Description of the task
Go through the data and copy every line exactly, but not the images.

Source data
---+---

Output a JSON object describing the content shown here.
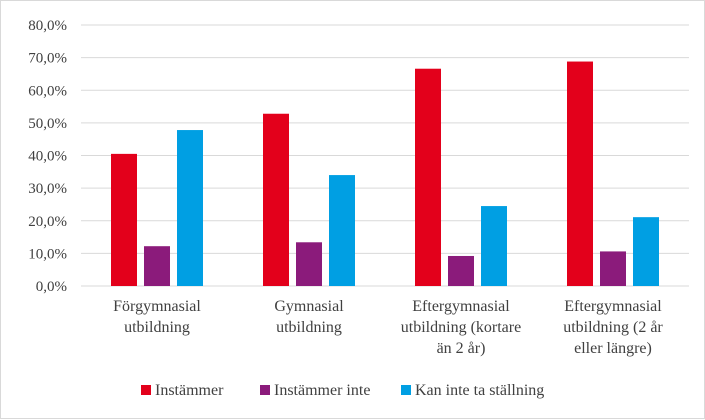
{
  "chart_data": {
    "type": "bar",
    "categories": [
      [
        "Förgymnasial",
        "utbildning"
      ],
      [
        "Gymnasial",
        "utbildning"
      ],
      [
        "Eftergymnasial",
        "utbildning (kortare",
        "än 2 år)"
      ],
      [
        "Eftergymnasial",
        "utbildning (2 år",
        "eller längre)"
      ]
    ],
    "series": [
      {
        "name": "Instämmer",
        "color": "#e3001b",
        "values": [
          40.5,
          52.8,
          66.6,
          68.8
        ]
      },
      {
        "name": "Instämmer inte",
        "color": "#8b1b7b",
        "values": [
          12.2,
          13.4,
          9.2,
          10.6
        ]
      },
      {
        "name": "Kan inte ta ställning",
        "color": "#009fe3",
        "values": [
          47.8,
          34.0,
          24.5,
          21.1
        ]
      }
    ],
    "yticks": [
      "0,0%",
      "10,0%",
      "20,0%",
      "30,0%",
      "40,0%",
      "50,0%",
      "60,0%",
      "70,0%",
      "80,0%"
    ],
    "ylim": [
      0,
      80
    ],
    "grid": true,
    "legend_position": "bottom",
    "title": "",
    "xlabel": "",
    "ylabel": ""
  }
}
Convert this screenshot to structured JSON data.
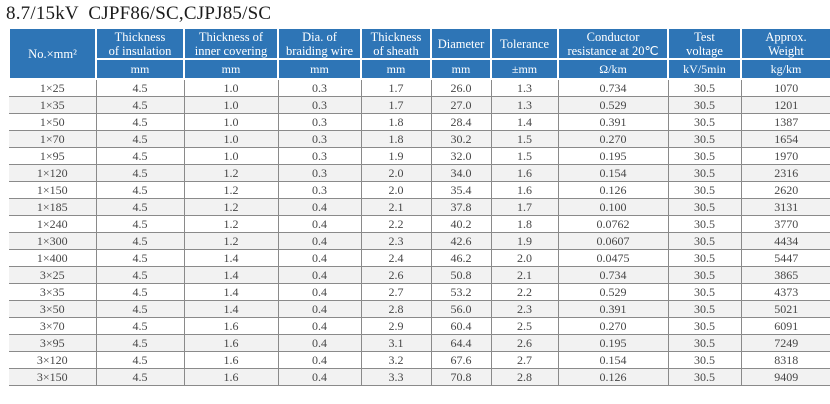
{
  "title": "8.7/15kV  CJPF86/SC,CJPJ85/SC",
  "colors": {
    "header_bg": "#2e75b6",
    "header_text": "#ffffff",
    "row_alt_bg": "#f2f2f2",
    "grid_line": "#8a8a8a",
    "body_text": "#474747"
  },
  "table": {
    "columns": [
      {
        "label": "No.×mm²",
        "unit": ""
      },
      {
        "label": "Thickness\nof insulation",
        "unit": "mm"
      },
      {
        "label": "Thickness of\ninner covering",
        "unit": "mm"
      },
      {
        "label": "Dia. of\nbraiding wire",
        "unit": "mm"
      },
      {
        "label": "Thickness\nof sheath",
        "unit": "mm"
      },
      {
        "label": "Diameter",
        "unit": "mm"
      },
      {
        "label": "Tolerance",
        "unit": "±mm"
      },
      {
        "label": "Conductor\nresistance at 20℃",
        "unit": "Ω/km"
      },
      {
        "label": "Test\nvoltage",
        "unit": "kV/5min"
      },
      {
        "label": "Approx.\nWeight",
        "unit": "kg/km"
      }
    ],
    "rows": [
      [
        "1×25",
        "4.5",
        "1.0",
        "0.3",
        "1.7",
        "26.0",
        "1.3",
        "0.734",
        "30.5",
        "1070"
      ],
      [
        "1×35",
        "4.5",
        "1.0",
        "0.3",
        "1.7",
        "27.0",
        "1.3",
        "0.529",
        "30.5",
        "1201"
      ],
      [
        "1×50",
        "4.5",
        "1.0",
        "0.3",
        "1.8",
        "28.4",
        "1.4",
        "0.391",
        "30.5",
        "1387"
      ],
      [
        "1×70",
        "4.5",
        "1.0",
        "0.3",
        "1.8",
        "30.2",
        "1.5",
        "0.270",
        "30.5",
        "1654"
      ],
      [
        "1×95",
        "4.5",
        "1.0",
        "0.3",
        "1.9",
        "32.0",
        "1.5",
        "0.195",
        "30.5",
        "1970"
      ],
      [
        "1×120",
        "4.5",
        "1.2",
        "0.3",
        "2.0",
        "34.0",
        "1.6",
        "0.154",
        "30.5",
        "2316"
      ],
      [
        "1×150",
        "4.5",
        "1.2",
        "0.3",
        "2.0",
        "35.4",
        "1.6",
        "0.126",
        "30.5",
        "2620"
      ],
      [
        "1×185",
        "4.5",
        "1.2",
        "0.4",
        "2.1",
        "37.8",
        "1.7",
        "0.100",
        "30.5",
        "3131"
      ],
      [
        "1×240",
        "4.5",
        "1.2",
        "0.4",
        "2.2",
        "40.2",
        "1.8",
        "0.0762",
        "30.5",
        "3770"
      ],
      [
        "1×300",
        "4.5",
        "1.2",
        "0.4",
        "2.3",
        "42.6",
        "1.9",
        "0.0607",
        "30.5",
        "4434"
      ],
      [
        "1×400",
        "4.5",
        "1.4",
        "0.4",
        "2.4",
        "46.2",
        "2.0",
        "0.0475",
        "30.5",
        "5447"
      ],
      [
        "3×25",
        "4.5",
        "1.4",
        "0.4",
        "2.6",
        "50.8",
        "2.1",
        "0.734",
        "30.5",
        "3865"
      ],
      [
        "3×35",
        "4.5",
        "1.4",
        "0.4",
        "2.7",
        "53.2",
        "2.2",
        "0.529",
        "30.5",
        "4373"
      ],
      [
        "3×50",
        "4.5",
        "1.4",
        "0.4",
        "2.8",
        "56.0",
        "2.3",
        "0.391",
        "30.5",
        "5021"
      ],
      [
        "3×70",
        "4.5",
        "1.6",
        "0.4",
        "2.9",
        "60.4",
        "2.5",
        "0.270",
        "30.5",
        "6091"
      ],
      [
        "3×95",
        "4.5",
        "1.6",
        "0.4",
        "3.1",
        "64.4",
        "2.6",
        "0.195",
        "30.5",
        "7249"
      ],
      [
        "3×120",
        "4.5",
        "1.6",
        "0.4",
        "3.2",
        "67.6",
        "2.7",
        "0.154",
        "30.5",
        "8318"
      ],
      [
        "3×150",
        "4.5",
        "1.6",
        "0.4",
        "3.3",
        "70.8",
        "2.8",
        "0.126",
        "30.5",
        "9409"
      ]
    ]
  }
}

---+---

Solution to this exercise
Output a JSON object describing the content shown here.
{
  "chart_data": {
    "type": "bar",
    "categories": [
      [
        "Förgymnasial",
        "utbildning"
      ],
      [
        "Gymnasial",
        "utbildning"
      ],
      [
        "Eftergymnasial",
        "utbildning (kortare",
        "än 2 år)"
      ],
      [
        "Eftergymnasial",
        "utbildning (2 år",
        "eller längre)"
      ]
    ],
    "series": [
      {
        "name": "Instämmer",
        "color": "#e3001b",
        "values": [
          40.5,
          52.8,
          66.6,
          68.8
        ]
      },
      {
        "name": "Instämmer inte",
        "color": "#8b1b7b",
        "values": [
          12.2,
          13.4,
          9.2,
          10.6
        ]
      },
      {
        "name": "Kan inte ta ställning",
        "color": "#009fe3",
        "values": [
          47.8,
          34.0,
          24.5,
          21.1
        ]
      }
    ],
    "yticks": [
      "0,0%",
      "10,0%",
      "20,0%",
      "30,0%",
      "40,0%",
      "50,0%",
      "60,0%",
      "70,0%",
      "80,0%"
    ],
    "ylim": [
      0,
      80
    ],
    "grid": true,
    "legend_position": "bottom",
    "title": "",
    "xlabel": "",
    "ylabel": ""
  }
}
Convert this screenshot to structured JSON data.
{
  "title": "8.7/15kV  CJPF86/SC,CJPJ85/SC",
  "colors": {
    "header_bg": "#2e75b6",
    "header_text": "#ffffff",
    "row_alt_bg": "#f2f2f2",
    "grid_line": "#8a8a8a",
    "body_text": "#474747"
  },
  "table": {
    "columns": [
      {
        "label": "No.×mm²",
        "unit": ""
      },
      {
        "label": "Thickness\nof insulation",
        "unit": "mm"
      },
      {
        "label": "Thickness of\ninner covering",
        "unit": "mm"
      },
      {
        "label": "Dia. of\nbraiding wire",
        "unit": "mm"
      },
      {
        "label": "Thickness\nof sheath",
        "unit": "mm"
      },
      {
        "label": "Diameter",
        "unit": "mm"
      },
      {
        "label": "Tolerance",
        "unit": "±mm"
      },
      {
        "label": "Conductor\nresistance at 20℃",
        "unit": "Ω/km"
      },
      {
        "label": "Test\nvoltage",
        "unit": "kV/5min"
      },
      {
        "label": "Approx.\nWeight",
        "unit": "kg/km"
      }
    ],
    "rows": [
      [
        "1×25",
        "4.5",
        "1.0",
        "0.3",
        "1.7",
        "26.0",
        "1.3",
        "0.734",
        "30.5",
        "1070"
      ],
      [
        "1×35",
        "4.5",
        "1.0",
        "0.3",
        "1.7",
        "27.0",
        "1.3",
        "0.529",
        "30.5",
        "1201"
      ],
      [
        "1×50",
        "4.5",
        "1.0",
        "0.3",
        "1.8",
        "28.4",
        "1.4",
        "0.391",
        "30.5",
        "1387"
      ],
      [
        "1×70",
        "4.5",
        "1.0",
        "0.3",
        "1.8",
        "30.2",
        "1.5",
        "0.270",
        "30.5",
        "1654"
      ],
      [
        "1×95",
        "4.5",
        "1.0",
        "0.3",
        "1.9",
        "32.0",
        "1.5",
        "0.195",
        "30.5",
        "1970"
      ],
      [
        "1×120",
        "4.5",
        "1.2",
        "0.3",
        "2.0",
        "34.0",
        "1.6",
        "0.154",
        "30.5",
        "2316"
      ],
      [
        "1×150",
        "4.5",
        "1.2",
        "0.3",
        "2.0",
        "35.4",
        "1.6",
        "0.126",
        "30.5",
        "2620"
      ],
      [
        "1×185",
        "4.5",
        "1.2",
        "0.4",
        "2.1",
        "37.8",
        "1.7",
        "0.100",
        "30.5",
        "3131"
      ],
      [
        "1×240",
        "4.5",
        "1.2",
        "0.4",
        "2.2",
        "40.2",
        "1.8",
        "0.0762",
        "30.5",
        "3770"
      ],
      [
        "1×300",
        "4.5",
        "1.2",
        "0.4",
        "2.3",
        "42.6",
        "1.9",
        "0.0607",
        "30.5",
        "4434"
      ],
      [
        "1×400",
        "4.5",
        "1.4",
        "0.4",
        "2.4",
        "46.2",
        "2.0",
        "0.0475",
        "30.5",
        "5447"
      ],
      [
        "3×25",
        "4.5",
        "1.4",
        "0.4",
        "2.6",
        "50.8",
        "2.1",
        "0.734",
        "30.5",
        "3865"
      ],
      [
        "3×35",
        "4.5",
        "1.4",
        "0.4",
        "2.7",
        "53.2",
        "2.2",
        "0.529",
        "30.5",
        "4373"
      ],
      [
        "3×50",
        "4.5",
        "1.4",
        "0.4",
        "2.8",
        "56.0",
        "2.3",
        "0.391",
        "30.5",
        "5021"
      ],
      [
        "3×70",
        "4.5",
        "1.6",
        "0.4",
        "2.9",
        "60.4",
        "2.5",
        "0.270",
        "30.5",
        "6091"
      ],
      [
        "3×95",
        "4.5",
        "1.6",
        "0.4",
        "3.1",
        "64.4",
        "2.6",
        "0.195",
        "30.5",
        "7249"
      ],
      [
        "3×120",
        "4.5",
        "1.6",
        "0.4",
        "3.2",
        "67.6",
        "2.7",
        "0.154",
        "30.5",
        "8318"
      ],
      [
        "3×150",
        "4.5",
        "1.6",
        "0.4",
        "3.3",
        "70.8",
        "2.8",
        "0.126",
        "30.5",
        "9409"
      ]
    ]
  }
}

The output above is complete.